* Start *
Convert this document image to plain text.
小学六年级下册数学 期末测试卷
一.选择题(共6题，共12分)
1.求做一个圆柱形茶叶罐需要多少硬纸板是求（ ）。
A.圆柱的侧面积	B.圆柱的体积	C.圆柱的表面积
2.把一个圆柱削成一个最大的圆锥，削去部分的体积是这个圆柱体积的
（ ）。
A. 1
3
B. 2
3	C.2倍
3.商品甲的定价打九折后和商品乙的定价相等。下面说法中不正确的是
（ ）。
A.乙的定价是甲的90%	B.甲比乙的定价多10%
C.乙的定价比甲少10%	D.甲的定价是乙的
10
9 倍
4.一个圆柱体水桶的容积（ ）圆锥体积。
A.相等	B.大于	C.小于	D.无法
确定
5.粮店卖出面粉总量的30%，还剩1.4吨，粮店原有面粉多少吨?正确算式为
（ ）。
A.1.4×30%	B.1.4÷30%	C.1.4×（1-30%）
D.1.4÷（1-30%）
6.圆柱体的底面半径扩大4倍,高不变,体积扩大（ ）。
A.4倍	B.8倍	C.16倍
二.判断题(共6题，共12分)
* End *
**Set task**
Please reproduce every line of the material word for word.

**Finished exercise**
Convert this document image to plain text.
小学六年级下册数学 期末测试卷
一.选择题(共6题，共12分)
1.求做一个圆柱形茶叶罐需要多少硬纸板是求（ ）。
A.圆柱的侧面积	B.圆柱的体积	C.圆柱的表面积
2.把一个圆柱削成一个最大的圆锥，削去部分的体积是这个圆柱体积的
（ ）。
A. 1
3
B. 2
3	C.2倍
3.商品甲的定价打九折后和商品乙的定价相等。下面说法中不正确的是
（ ）。
A.乙的定价是甲的90%	B.甲比乙的定价多10%
C.乙的定价比甲少10%	D.甲的定价是乙的
10
9 倍
4.一个圆柱体水桶的容积（ ）圆锥体积。
A.相等	B.大于	C.小于	D.无法
确定
5.粮店卖出面粉总量的30%，还剩1.4吨，粮店原有面粉多少吨?正确算式为
（ ）。
A.1.4×30%	B.1.4÷30%	C.1.4×（1-30%）
D.1.4÷（1-30%）
6.圆柱体的底面半径扩大4倍,高不变,体积扩大（ ）。
A.4倍	B.8倍	C.16倍
二.判断题(共6题，共12分)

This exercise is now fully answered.